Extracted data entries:
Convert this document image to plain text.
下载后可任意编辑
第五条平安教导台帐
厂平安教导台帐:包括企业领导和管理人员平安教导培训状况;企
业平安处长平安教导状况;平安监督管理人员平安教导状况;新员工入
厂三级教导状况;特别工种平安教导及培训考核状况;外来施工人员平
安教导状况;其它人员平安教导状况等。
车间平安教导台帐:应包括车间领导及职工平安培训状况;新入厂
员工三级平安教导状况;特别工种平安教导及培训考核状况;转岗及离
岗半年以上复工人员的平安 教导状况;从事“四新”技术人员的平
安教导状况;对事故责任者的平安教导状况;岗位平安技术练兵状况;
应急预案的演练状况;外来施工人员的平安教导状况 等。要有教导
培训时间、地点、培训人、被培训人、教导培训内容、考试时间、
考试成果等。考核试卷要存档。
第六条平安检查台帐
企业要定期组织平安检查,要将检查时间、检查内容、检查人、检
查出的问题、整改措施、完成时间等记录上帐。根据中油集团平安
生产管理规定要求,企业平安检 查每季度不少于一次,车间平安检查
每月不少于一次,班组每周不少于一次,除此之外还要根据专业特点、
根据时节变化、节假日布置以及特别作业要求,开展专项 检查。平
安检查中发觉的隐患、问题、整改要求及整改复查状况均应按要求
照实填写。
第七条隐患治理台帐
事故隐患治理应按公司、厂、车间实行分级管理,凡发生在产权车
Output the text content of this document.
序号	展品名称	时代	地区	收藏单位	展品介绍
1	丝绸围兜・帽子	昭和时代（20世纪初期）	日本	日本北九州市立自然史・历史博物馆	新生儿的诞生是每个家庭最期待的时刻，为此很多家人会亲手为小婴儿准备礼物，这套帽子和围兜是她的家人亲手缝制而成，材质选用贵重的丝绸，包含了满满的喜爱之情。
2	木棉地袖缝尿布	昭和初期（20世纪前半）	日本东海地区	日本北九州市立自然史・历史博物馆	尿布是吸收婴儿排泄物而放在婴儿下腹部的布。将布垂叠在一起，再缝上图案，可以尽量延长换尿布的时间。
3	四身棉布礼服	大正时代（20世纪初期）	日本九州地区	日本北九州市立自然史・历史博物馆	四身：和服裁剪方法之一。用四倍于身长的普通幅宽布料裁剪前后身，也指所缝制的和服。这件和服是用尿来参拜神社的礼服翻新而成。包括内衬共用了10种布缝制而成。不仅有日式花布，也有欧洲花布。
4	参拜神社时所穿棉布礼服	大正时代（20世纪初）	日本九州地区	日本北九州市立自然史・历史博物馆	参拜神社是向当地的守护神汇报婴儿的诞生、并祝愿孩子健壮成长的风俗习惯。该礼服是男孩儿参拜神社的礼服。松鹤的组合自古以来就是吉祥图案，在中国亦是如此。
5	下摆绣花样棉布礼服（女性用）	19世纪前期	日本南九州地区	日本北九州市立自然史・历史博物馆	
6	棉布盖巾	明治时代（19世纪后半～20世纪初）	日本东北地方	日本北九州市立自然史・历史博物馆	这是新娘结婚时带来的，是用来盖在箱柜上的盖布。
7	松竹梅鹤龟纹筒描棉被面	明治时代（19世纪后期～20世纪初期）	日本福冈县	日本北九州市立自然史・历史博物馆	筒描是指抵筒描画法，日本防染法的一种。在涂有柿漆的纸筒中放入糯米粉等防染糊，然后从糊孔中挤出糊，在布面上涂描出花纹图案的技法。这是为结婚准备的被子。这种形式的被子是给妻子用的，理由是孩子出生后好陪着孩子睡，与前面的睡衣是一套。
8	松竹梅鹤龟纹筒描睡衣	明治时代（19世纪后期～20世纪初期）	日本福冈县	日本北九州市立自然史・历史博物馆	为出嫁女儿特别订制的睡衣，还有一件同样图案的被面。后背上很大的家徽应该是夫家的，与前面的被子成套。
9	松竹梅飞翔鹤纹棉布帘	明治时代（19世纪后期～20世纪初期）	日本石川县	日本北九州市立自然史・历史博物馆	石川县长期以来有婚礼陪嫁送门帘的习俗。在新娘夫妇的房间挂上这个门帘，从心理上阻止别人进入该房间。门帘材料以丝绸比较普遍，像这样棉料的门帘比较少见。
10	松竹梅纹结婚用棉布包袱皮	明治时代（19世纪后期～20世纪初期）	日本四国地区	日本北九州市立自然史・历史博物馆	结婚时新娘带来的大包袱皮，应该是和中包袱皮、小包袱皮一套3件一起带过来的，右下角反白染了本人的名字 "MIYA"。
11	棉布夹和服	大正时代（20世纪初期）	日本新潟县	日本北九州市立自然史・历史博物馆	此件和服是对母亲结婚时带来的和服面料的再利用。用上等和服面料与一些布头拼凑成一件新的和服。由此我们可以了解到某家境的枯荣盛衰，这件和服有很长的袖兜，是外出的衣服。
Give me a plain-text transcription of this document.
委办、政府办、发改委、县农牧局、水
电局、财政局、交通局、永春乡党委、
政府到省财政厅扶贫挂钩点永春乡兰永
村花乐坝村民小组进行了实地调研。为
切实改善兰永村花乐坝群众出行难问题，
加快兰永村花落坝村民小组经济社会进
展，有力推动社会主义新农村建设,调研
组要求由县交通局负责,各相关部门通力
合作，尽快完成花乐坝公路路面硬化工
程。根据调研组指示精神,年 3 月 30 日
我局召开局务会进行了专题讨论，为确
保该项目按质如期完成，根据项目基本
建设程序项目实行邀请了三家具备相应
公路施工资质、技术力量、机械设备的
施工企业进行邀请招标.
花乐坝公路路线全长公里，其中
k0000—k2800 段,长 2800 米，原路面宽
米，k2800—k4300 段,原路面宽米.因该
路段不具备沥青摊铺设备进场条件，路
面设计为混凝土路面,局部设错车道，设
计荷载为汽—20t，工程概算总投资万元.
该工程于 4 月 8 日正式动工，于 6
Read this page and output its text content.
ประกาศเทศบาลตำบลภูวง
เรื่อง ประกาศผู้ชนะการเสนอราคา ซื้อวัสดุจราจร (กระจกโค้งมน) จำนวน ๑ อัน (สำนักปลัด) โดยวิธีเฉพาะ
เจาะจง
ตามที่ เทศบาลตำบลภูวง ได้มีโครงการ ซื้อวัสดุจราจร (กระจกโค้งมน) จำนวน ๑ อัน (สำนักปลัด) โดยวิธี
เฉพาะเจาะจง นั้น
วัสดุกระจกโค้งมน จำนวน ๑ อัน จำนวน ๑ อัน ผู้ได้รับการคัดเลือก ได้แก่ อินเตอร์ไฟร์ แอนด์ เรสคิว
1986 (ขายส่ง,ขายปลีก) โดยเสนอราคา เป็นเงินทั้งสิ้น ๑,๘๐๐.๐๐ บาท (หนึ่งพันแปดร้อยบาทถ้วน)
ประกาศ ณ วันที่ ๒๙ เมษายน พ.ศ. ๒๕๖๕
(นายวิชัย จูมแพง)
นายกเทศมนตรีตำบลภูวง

# What to do
Using the listing above, pick out each line that contains the word "document", then copy it.

# Finished answer
Convert this document image to plain text.
Output the text content of this document.
Give me a plain-text transcription of this document.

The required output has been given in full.